▶ **Saved entries**
───
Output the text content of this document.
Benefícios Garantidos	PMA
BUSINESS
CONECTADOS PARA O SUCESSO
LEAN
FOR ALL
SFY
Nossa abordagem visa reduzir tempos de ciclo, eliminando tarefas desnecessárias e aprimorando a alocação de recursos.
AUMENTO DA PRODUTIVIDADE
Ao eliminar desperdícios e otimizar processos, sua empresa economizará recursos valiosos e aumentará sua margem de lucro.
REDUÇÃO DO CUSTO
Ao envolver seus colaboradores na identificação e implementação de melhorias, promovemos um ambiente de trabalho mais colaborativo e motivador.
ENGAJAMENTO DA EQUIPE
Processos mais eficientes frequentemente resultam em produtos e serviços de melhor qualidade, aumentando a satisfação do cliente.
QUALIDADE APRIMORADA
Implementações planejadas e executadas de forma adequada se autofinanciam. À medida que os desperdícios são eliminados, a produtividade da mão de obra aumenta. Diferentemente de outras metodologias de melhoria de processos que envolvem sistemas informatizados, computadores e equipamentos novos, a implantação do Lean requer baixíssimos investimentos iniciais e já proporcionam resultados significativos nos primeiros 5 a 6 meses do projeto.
───
▶ **Challenge**
Filter the records for lines holding the string "desperdícios". Copy each one.

▶ **Output of the exercise**
Ao eliminar desperdícios e otimizar processos, sua empresa economizará recursos valiosos e aumentará sua margem de lucro.
Implementações planejadas e executadas de forma adequada se autofinanciam. À medida que os desperdícios são eliminados, a produtividade da mão de obra aumenta. Diferentemente de outras metodologias de melhoria de processos que envolvem sistemas informatizados, computadores e equipamentos novos, a implantação do Lean requer baixíssimos investimentos iniciais e já proporcionam resultados significativos nos primeiros 5 a 6 meses do projeto.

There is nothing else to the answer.